> EXERCISE
Repeat, exactly and completely, the entries shown underneath.

> INPUT ROWS
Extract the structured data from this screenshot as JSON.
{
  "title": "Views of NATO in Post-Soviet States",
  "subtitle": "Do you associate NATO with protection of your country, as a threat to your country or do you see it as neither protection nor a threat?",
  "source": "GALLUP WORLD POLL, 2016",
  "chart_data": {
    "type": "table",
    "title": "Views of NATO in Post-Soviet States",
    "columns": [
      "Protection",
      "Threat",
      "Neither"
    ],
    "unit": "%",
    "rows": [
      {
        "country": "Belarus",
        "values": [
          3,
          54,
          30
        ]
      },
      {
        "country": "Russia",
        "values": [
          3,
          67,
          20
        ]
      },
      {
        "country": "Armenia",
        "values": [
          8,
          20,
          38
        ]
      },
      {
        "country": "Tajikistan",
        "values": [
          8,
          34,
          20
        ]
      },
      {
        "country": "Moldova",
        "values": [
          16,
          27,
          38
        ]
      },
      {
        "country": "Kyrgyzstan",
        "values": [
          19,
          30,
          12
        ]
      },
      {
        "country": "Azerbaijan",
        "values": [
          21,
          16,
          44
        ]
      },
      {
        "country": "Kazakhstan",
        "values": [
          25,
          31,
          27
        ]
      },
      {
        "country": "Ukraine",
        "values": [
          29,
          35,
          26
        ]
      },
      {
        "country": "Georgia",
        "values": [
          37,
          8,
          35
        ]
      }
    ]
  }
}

> WRITTEN SOLUTION
Extract the structured data from this screenshot as JSON.
{
  "title": "Views of NATO in Post-Soviet States",
  "subtitle": "Do you associate NATO with protection of your country, as a threat to your country or do you see it as neither protection nor a threat?",
  "source": "GALLUP WORLD POLL, 2016",
  "chart_data": {
    "type": "table",
    "title": "Views of NATO in Post-Soviet States",
    "columns": [
      "Protection",
      "Threat",
      "Neither"
    ],
    "unit": "%",
    "rows": [
      {
        "country": "Belarus",
        "values": [
          3,
          54,
          30
        ]
      },
      {
        "country": "Russia",
        "values": [
          3,
          67,
          20
        ]
      },
      {
        "country": "Armenia",
        "values": [
          8,
          20,
          38
        ]
      },
      {
        "country": "Tajikistan",
        "values": [
          8,
          34,
          20
        ]
      },
      {
        "country": "Moldova",
        "values": [
          16,
          27,
          38
        ]
      },
      {
        "country": "Kyrgyzstan",
        "values": [
          19,
          30,
          12
        ]
      },
      {
        "country": "Azerbaijan",
        "values": [
          21,
          16,
          44
        ]
      },
      {
        "country": "Kazakhstan",
        "values": [
          25,
          31,
          27
        ]
      },
      {
        "country": "Ukraine",
        "values": [
          29,
          35,
          26
        ]
      },
      {
        "country": "Georgia",
        "values": [
          37,
          8,
          35
        ]
      }
    ]
  }
}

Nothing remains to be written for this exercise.